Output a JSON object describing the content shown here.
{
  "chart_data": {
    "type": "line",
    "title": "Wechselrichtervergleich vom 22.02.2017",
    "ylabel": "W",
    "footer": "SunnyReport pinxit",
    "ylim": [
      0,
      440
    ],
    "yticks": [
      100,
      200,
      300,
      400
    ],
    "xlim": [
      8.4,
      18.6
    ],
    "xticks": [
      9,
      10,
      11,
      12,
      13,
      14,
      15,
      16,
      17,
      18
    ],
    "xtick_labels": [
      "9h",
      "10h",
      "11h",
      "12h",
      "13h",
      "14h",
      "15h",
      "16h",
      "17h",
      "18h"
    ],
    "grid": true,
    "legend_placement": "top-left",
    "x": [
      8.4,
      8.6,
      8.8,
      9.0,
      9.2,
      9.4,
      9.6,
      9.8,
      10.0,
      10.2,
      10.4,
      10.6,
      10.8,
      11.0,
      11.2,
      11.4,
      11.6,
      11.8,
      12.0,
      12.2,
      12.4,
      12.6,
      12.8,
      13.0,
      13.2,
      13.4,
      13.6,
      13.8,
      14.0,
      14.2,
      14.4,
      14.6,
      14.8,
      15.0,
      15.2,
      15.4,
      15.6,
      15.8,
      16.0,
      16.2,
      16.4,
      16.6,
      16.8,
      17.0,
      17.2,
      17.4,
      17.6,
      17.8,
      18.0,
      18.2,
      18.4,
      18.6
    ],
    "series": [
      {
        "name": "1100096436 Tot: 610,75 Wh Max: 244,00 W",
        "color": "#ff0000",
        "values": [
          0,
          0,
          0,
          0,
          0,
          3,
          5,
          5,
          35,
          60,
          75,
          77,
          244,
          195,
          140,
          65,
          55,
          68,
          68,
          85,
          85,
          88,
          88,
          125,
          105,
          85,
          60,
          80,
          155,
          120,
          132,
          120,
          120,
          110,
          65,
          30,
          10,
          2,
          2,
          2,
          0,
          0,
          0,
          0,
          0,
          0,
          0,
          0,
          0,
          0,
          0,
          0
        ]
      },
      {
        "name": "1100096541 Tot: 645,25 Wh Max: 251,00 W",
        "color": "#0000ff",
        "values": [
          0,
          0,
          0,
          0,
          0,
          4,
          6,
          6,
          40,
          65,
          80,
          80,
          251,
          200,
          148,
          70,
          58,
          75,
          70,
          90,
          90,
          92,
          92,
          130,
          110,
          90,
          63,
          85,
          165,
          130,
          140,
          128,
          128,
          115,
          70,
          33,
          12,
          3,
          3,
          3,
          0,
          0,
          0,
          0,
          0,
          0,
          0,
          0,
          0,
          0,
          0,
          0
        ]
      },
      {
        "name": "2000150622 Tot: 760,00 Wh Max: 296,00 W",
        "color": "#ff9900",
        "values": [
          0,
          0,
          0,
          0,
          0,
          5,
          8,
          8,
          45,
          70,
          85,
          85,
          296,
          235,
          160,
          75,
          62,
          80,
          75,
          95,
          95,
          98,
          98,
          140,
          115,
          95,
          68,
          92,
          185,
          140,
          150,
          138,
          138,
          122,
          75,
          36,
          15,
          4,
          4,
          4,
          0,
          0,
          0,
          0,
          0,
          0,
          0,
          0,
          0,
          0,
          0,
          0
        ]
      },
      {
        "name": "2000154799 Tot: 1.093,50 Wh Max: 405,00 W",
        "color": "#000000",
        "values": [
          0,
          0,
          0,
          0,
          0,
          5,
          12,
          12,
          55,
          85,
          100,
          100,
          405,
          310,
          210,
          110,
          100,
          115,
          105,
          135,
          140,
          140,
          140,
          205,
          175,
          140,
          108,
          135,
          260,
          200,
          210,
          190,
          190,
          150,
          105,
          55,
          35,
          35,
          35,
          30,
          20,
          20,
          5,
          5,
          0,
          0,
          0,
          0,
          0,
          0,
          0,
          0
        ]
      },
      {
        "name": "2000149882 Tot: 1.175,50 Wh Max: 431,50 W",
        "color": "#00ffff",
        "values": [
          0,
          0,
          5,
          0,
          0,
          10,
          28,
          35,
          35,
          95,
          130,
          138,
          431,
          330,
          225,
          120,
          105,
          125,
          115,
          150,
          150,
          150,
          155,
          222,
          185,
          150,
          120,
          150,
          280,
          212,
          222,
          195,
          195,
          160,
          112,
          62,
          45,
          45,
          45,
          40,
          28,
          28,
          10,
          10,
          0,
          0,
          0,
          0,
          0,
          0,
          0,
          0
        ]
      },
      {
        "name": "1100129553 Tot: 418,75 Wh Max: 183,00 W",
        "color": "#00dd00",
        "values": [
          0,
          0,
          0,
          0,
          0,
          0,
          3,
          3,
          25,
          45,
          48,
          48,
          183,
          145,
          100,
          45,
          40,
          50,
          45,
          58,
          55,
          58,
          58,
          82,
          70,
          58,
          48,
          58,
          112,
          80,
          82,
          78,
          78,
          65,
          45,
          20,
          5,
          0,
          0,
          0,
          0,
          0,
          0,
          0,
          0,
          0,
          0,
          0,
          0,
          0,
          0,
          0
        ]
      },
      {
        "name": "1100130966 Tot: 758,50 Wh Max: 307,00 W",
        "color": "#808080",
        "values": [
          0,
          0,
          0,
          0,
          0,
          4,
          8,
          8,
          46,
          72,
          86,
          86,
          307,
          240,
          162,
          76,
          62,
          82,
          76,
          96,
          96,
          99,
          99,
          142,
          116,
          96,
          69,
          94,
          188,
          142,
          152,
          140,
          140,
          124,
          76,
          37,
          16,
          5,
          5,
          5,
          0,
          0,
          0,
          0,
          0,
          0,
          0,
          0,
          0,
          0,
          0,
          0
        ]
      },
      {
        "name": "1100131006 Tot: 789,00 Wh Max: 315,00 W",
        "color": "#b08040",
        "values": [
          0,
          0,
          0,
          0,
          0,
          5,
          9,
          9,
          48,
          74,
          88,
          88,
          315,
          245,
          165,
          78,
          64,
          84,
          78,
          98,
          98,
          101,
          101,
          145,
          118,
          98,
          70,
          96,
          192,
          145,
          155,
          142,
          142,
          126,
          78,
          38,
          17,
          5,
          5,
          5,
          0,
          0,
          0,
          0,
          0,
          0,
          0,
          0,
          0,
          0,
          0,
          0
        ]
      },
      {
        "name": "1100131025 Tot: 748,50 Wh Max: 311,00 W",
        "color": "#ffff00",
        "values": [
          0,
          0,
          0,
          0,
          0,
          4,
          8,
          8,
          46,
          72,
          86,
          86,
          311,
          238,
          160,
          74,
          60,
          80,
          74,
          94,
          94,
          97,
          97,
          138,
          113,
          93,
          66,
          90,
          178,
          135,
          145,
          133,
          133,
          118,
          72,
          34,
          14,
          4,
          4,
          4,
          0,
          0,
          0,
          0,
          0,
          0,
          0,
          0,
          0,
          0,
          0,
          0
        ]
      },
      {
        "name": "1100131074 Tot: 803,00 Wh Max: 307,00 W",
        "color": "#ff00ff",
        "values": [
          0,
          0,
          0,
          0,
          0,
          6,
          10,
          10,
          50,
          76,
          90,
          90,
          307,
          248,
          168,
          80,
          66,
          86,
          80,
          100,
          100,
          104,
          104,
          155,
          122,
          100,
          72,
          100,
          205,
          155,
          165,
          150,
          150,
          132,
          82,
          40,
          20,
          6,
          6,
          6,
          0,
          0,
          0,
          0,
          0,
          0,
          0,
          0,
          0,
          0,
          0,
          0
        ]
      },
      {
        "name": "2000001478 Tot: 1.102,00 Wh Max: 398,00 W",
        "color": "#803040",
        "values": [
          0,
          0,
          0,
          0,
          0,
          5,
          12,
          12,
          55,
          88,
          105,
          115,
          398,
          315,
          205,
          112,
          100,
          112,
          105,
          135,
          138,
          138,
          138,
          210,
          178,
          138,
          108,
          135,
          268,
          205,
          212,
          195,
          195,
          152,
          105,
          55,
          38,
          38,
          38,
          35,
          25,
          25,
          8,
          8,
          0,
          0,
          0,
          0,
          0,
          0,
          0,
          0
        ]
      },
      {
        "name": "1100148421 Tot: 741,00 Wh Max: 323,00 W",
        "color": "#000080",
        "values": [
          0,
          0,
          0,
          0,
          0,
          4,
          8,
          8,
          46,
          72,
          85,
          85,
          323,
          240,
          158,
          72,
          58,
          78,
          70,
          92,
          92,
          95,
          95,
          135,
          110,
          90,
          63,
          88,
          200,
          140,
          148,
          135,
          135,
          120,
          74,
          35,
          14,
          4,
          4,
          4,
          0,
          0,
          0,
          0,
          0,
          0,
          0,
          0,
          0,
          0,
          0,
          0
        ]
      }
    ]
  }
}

● PROMPT:
From the data above, count the lines where "color" occurs and give that figure and nothing else.

● REPLY:
12